*Objective*: Output all of the entries exactly as written.

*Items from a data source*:
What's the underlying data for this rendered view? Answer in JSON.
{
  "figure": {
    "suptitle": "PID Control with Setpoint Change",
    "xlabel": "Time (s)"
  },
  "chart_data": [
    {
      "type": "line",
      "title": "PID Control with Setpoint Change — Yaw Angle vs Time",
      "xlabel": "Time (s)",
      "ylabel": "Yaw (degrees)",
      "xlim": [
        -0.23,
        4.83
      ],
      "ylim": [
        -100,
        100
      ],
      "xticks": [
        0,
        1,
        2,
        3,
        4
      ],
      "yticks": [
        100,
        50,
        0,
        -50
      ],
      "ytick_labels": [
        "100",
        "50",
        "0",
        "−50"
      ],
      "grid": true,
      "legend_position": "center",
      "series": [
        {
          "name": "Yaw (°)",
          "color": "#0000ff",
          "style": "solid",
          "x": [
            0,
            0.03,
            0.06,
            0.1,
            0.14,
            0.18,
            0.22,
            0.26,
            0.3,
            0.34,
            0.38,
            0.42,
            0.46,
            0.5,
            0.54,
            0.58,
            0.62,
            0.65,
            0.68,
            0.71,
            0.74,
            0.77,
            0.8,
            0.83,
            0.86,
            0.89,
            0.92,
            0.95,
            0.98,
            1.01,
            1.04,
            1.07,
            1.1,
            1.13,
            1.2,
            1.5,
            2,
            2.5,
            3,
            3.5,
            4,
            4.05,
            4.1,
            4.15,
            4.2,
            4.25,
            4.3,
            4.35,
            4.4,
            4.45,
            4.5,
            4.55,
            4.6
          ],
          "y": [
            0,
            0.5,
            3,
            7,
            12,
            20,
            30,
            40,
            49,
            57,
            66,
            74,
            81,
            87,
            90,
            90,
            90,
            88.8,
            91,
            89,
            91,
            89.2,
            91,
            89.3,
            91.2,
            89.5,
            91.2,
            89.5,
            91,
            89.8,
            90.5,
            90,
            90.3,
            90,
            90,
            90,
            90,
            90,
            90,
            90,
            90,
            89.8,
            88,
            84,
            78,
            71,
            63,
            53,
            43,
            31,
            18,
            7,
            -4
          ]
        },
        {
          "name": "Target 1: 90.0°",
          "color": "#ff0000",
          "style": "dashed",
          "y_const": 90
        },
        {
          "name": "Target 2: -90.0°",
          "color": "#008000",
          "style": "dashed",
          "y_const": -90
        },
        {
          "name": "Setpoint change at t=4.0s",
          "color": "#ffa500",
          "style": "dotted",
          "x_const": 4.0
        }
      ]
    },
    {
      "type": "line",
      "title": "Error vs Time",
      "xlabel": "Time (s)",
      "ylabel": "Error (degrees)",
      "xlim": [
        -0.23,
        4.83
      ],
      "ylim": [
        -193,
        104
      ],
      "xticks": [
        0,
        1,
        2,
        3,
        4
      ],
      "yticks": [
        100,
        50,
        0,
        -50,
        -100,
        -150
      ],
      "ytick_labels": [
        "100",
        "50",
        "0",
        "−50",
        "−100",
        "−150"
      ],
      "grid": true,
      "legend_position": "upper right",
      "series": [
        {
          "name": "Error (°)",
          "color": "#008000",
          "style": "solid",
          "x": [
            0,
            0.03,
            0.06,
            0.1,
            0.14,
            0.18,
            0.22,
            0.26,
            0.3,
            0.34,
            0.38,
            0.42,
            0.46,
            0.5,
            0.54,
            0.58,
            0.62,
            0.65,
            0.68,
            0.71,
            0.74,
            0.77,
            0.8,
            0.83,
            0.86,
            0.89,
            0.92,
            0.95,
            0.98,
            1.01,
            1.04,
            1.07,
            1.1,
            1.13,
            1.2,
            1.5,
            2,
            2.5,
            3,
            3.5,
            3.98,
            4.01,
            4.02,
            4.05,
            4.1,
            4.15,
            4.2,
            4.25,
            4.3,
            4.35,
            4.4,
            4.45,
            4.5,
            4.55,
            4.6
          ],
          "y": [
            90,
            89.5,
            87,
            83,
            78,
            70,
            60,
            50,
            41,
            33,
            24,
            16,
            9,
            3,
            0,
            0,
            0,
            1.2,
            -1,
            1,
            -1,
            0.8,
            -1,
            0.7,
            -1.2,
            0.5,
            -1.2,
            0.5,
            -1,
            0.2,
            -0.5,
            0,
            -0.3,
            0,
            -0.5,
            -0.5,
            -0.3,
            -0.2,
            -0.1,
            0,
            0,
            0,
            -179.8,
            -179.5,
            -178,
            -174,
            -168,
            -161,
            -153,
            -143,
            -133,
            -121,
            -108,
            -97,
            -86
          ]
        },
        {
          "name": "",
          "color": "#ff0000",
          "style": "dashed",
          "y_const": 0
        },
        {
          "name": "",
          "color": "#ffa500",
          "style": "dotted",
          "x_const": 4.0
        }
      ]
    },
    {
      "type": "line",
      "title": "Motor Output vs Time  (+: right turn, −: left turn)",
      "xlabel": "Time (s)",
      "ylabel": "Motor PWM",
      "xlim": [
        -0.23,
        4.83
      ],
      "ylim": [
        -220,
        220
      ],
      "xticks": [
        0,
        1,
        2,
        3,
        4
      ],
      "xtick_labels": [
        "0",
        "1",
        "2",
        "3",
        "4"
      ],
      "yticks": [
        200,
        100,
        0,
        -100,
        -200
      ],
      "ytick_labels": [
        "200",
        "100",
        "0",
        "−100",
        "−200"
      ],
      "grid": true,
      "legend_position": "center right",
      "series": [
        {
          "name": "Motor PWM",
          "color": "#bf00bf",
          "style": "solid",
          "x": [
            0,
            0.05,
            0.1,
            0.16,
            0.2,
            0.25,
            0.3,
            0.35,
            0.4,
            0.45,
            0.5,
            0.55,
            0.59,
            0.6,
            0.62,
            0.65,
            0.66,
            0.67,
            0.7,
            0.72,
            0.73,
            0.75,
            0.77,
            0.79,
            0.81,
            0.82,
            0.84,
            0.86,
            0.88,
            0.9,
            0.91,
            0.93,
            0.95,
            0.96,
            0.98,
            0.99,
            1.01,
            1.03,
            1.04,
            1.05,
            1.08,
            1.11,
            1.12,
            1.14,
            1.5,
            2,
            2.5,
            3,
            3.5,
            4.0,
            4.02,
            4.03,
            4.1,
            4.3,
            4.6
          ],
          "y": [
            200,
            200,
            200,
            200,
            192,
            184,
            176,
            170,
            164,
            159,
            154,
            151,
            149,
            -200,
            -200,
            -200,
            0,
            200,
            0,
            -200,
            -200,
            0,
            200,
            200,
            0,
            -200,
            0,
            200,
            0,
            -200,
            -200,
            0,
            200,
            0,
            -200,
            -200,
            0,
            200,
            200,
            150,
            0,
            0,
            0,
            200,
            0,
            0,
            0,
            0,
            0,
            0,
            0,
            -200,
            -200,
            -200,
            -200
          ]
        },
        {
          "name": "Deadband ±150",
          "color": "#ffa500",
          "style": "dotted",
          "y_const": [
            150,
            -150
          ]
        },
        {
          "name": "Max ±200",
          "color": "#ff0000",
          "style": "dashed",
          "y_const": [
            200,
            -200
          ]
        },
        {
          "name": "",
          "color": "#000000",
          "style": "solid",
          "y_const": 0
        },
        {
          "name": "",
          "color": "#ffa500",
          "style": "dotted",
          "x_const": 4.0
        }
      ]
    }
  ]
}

*Correct result*:
What's the underlying data for this rendered view? Answer in JSON.
{
  "figure": {
    "suptitle": "PID Control with Setpoint Change",
    "xlabel": "Time (s)"
  },
  "chart_data": [
    {
      "type": "line",
      "title": "PID Control with Setpoint Change — Yaw Angle vs Time",
      "xlabel": "Time (s)",
      "ylabel": "Yaw (degrees)",
      "xlim": [
        -0.23,
        4.83
      ],
      "ylim": [
        -100,
        100
      ],
      "xticks": [
        0,
        1,
        2,
        3,
        4
      ],
      "yticks": [
        100,
        50,
        0,
        -50
      ],
      "ytick_labels": [
        "100",
        "50",
        "0",
        "−50"
      ],
      "grid": true,
      "legend_position": "center",
      "series": [
        {
          "name": "Yaw (°)",
          "color": "#0000ff",
          "style": "solid",
          "x": [
            0,
            0.03,
            0.06,
            0.1,
            0.14,
            0.18,
            0.22,
            0.26,
            0.3,
            0.34,
            0.38,
            0.42,
            0.46,
            0.5,
            0.54,
            0.58,
            0.62,
            0.65,
            0.68,
            0.71,
            0.74,
            0.77,
            0.8,
            0.83,
            0.86,
            0.89,
            0.92,
            0.95,
            0.98,
            1.01,
            1.04,
            1.07,
            1.1,
            1.13,
            1.2,
            1.5,
            2,
            2.5,
            3,
            3.5,
            4,
            4.05,
            4.1,
            4.15,
            4.2,
            4.25,
            4.3,
            4.35,
            4.4,
            4.45,
            4.5,
            4.55,
            4.6
          ],
          "y": [
            0,
            0.5,
            3,
            7,
            12,
            20,
            30,
            40,
            49,
            57,
            66,
            74,
            81,
            87,
            90,
            90,
            90,
            88.8,
            91,
            89,
            91,
            89.2,
            91,
            89.3,
            91.2,
            89.5,
            91.2,
            89.5,
            91,
            89.8,
            90.5,
            90,
            90.3,
            90,
            90,
            90,
            90,
            90,
            90,
            90,
            90,
            89.8,
            88,
            84,
            78,
            71,
            63,
            53,
            43,
            31,
            18,
            7,
            -4
          ]
        },
        {
          "name": "Target 1: 90.0°",
          "color": "#ff0000",
          "style": "dashed",
          "y_const": 90
        },
        {
          "name": "Target 2: -90.0°",
          "color": "#008000",
          "style": "dashed",
          "y_const": -90
        },
        {
          "name": "Setpoint change at t=4.0s",
          "color": "#ffa500",
          "style": "dotted",
          "x_const": 4.0
        }
      ]
    },
    {
      "type": "line",
      "title": "Error vs Time",
      "xlabel": "Time (s)",
      "ylabel": "Error (degrees)",
      "xlim": [
        -0.23,
        4.83
      ],
      "ylim": [
        -193,
        104
      ],
      "xticks": [
        0,
        1,
        2,
        3,
        4
      ],
      "yticks": [
        100,
        50,
        0,
        -50,
        -100,
        -150
      ],
      "ytick_labels": [
        "100",
        "50",
        "0",
        "−50",
        "−100",
        "−150"
      ],
      "grid": true,
      "legend_position": "upper right",
      "series": [
        {
          "name": "Error (°)",
          "color": "#008000",
          "style": "solid",
          "x": [
            0,
            0.03,
            0.06,
            0.1,
            0.14,
            0.18,
            0.22,
            0.26,
            0.3,
            0.34,
            0.38,
            0.42,
            0.46,
            0.5,
            0.54,
            0.58,
            0.62,
            0.65,
            0.68,
            0.71,
            0.74,
            0.77,
            0.8,
            0.83,
            0.86,
            0.89,
            0.92,
            0.95,
            0.98,
            1.01,
            1.04,
            1.07,
            1.1,
            1.13,
            1.2,
            1.5,
            2,
            2.5,
            3,
            3.5,
            3.98,
            4.01,
            4.02,
            4.05,
            4.1,
            4.15,
            4.2,
            4.25,
            4.3,
            4.35,
            4.4,
            4.45,
            4.5,
            4.55,
            4.6
          ],
          "y": [
            90,
            89.5,
            87,
            83,
            78,
            70,
            60,
            50,
            41,
            33,
            24,
            16,
            9,
            3,
            0,
            0,
            0,
            1.2,
            -1,
            1,
            -1,
            0.8,
            -1,
            0.7,
            -1.2,
            0.5,
            -1.2,
            0.5,
            -1,
            0.2,
            -0.5,
            0,
            -0.3,
            0,
            -0.5,
            -0.5,
            -0.3,
            -0.2,
            -0.1,
            0,
            0,
            0,
            -179.8,
            -179.5,
            -178,
            -174,
            -168,
            -161,
            -153,
            -143,
            -133,
            -121,
            -108,
            -97,
            -86
          ]
        },
        {
          "name": "",
          "color": "#ff0000",
          "style": "dashed",
          "y_const": 0
        },
        {
          "name": "",
          "color": "#ffa500",
          "style": "dotted",
          "x_const": 4.0
        }
      ]
    },
    {
      "type": "line",
      "title": "Motor Output vs Time  (+: right turn, −: left turn)",
      "xlabel": "Time (s)",
      "ylabel": "Motor PWM",
      "xlim": [
        -0.23,
        4.83
      ],
      "ylim": [
        -220,
        220
      ],
      "xticks": [
        0,
        1,
        2,
        3,
        4
      ],
      "xtick_labels": [
        "0",
        "1",
        "2",
        "3",
        "4"
      ],
      "yticks": [
        200,
        100,
        0,
        -100,
        -200
      ],
      "ytick_labels": [
        "200",
        "100",
        "0",
        "−100",
        "−200"
      ],
      "grid": true,
      "legend_position": "center right",
      "series": [
        {
          "name": "Motor PWM",
          "color": "#bf00bf",
          "style": "solid",
          "x": [
            0,
            0.05,
            0.1,
            0.16,
            0.2,
            0.25,
            0.3,
            0.35,
            0.4,
            0.45,
            0.5,
            0.55,
            0.59,
            0.6,
            0.62,
            0.65,
            0.66,
            0.67,
            0.7,
            0.72,
            0.73,
            0.75,
            0.77,
            0.79,
            0.81,
            0.82,
            0.84,
            0.86,
            0.88,
            0.9,
            0.91,
            0.93,
            0.95,
            0.96,
            0.98,
            0.99,
            1.01,
            1.03,
            1.04,
            1.05,
            1.08,
            1.11,
            1.12,
            1.14,
            1.5,
            2,
            2.5,
            3,
            3.5,
            4.0,
            4.02,
            4.03,
            4.1,
            4.3,
            4.6
          ],
          "y": [
            200,
            200,
            200,
            200,
            192,
            184,
            176,
            170,
            164,
            159,
            154,
            151,
            149,
            -200,
            -200,
            -200,
            0,
            200,
            0,
            -200,
            -200,
            0,
            200,
            200,
            0,
            -200,
            0,
            200,
            0,
            -200,
            -200,
            0,
            200,
            0,
            -200,
            -200,
            0,
            200,
            200,
            150,
            0,
            0,
            0,
            200,
            0,
            0,
            0,
            0,
            0,
            0,
            0,
            -200,
            -200,
            -200,
            -200
          ]
        },
        {
          "name": "Deadband ±150",
          "color": "#ffa500",
          "style": "dotted",
          "y_const": [
            150,
            -150
          ]
        },
        {
          "name": "Max ±200",
          "color": "#ff0000",
          "style": "dashed",
          "y_const": [
            200,
            -200
          ]
        },
        {
          "name": "",
          "color": "#000000",
          "style": "solid",
          "y_const": 0
        },
        {
          "name": "",
          "color": "#ffa500",
          "style": "dotted",
          "x_const": 4.0
        }
      ]
    }
  ]
}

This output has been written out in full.